EXERCISE INSTRUCTIONS:
Print the complete set of entries exactly.

Stored data entries:
— start —
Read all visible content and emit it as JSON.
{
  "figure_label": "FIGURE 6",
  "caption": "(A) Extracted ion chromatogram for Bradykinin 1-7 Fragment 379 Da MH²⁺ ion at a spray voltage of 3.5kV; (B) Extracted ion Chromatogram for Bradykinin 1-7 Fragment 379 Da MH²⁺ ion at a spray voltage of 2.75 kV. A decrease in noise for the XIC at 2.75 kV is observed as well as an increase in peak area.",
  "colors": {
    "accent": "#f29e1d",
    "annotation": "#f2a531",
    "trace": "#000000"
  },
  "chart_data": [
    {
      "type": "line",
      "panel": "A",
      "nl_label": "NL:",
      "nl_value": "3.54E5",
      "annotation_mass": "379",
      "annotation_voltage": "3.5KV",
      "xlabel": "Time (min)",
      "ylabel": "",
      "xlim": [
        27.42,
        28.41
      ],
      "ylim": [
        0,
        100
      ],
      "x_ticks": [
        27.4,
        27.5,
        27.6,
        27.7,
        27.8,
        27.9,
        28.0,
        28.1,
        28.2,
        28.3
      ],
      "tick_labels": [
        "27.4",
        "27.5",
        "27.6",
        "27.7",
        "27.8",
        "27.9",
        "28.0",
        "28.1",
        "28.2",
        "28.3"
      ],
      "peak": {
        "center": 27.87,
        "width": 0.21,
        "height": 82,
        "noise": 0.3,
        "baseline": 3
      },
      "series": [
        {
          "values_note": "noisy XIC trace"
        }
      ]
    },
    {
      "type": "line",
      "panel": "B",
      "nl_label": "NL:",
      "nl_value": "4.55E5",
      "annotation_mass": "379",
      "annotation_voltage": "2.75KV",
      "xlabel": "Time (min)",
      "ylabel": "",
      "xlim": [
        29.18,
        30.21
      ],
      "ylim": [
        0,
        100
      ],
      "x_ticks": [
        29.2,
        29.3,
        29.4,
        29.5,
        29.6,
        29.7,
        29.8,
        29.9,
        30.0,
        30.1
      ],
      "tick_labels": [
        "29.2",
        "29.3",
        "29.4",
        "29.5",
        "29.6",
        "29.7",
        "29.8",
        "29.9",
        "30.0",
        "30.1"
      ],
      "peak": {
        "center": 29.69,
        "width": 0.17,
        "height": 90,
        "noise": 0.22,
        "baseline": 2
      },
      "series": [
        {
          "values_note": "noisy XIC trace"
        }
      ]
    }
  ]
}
— end —
EXERCISE SOLUTION:
Read all visible content and emit it as JSON.
{
  "figure_label": "FIGURE 6",
  "caption": "(A) Extracted ion chromatogram for Bradykinin 1-7 Fragment 379 Da MH²⁺ ion at a spray voltage of 3.5kV; (B) Extracted ion Chromatogram for Bradykinin 1-7 Fragment 379 Da MH²⁺ ion at a spray voltage of 2.75 kV. A decrease in noise for the XIC at 2.75 kV is observed as well as an increase in peak area.",
  "colors": {
    "accent": "#f29e1d",
    "annotation": "#f2a531",
    "trace": "#000000"
  },
  "chart_data": [
    {
      "type": "line",
      "panel": "A",
      "nl_label": "NL:",
      "nl_value": "3.54E5",
      "annotation_mass": "379",
      "annotation_voltage": "3.5KV",
      "xlabel": "Time (min)",
      "ylabel": "",
      "xlim": [
        27.42,
        28.41
      ],
      "ylim": [
        0,
        100
      ],
      "x_ticks": [
        27.4,
        27.5,
        27.6,
        27.7,
        27.8,
        27.9,
        28.0,
        28.1,
        28.2,
        28.3
      ],
      "tick_labels": [
        "27.4",
        "27.5",
        "27.6",
        "27.7",
        "27.8",
        "27.9",
        "28.0",
        "28.1",
        "28.2",
        "28.3"
      ],
      "peak": {
        "center": 27.87,
        "width": 0.21,
        "height": 82,
        "noise": 0.3,
        "baseline": 3
      },
      "series": [
        {
          "values_note": "noisy XIC trace"
        }
      ]
    },
    {
      "type": "line",
      "panel": "B",
      "nl_label": "NL:",
      "nl_value": "4.55E5",
      "annotation_mass": "379",
      "annotation_voltage": "2.75KV",
      "xlabel": "Time (min)",
      "ylabel": "",
      "xlim": [
        29.18,
        30.21
      ],
      "ylim": [
        0,
        100
      ],
      "x_ticks": [
        29.2,
        29.3,
        29.4,
        29.5,
        29.6,
        29.7,
        29.8,
        29.9,
        30.0,
        30.1
      ],
      "tick_labels": [
        "29.2",
        "29.3",
        "29.4",
        "29.5",
        "29.6",
        "29.7",
        "29.8",
        "29.9",
        "30.0",
        "30.1"
      ],
      "peak": {
        "center": 29.69,
        "width": 0.17,
        "height": 90,
        "noise": 0.22,
        "baseline": 2
      },
      "series": [
        {
          "values_note": "noisy XIC trace"
        }
      ]
    }
  ]
}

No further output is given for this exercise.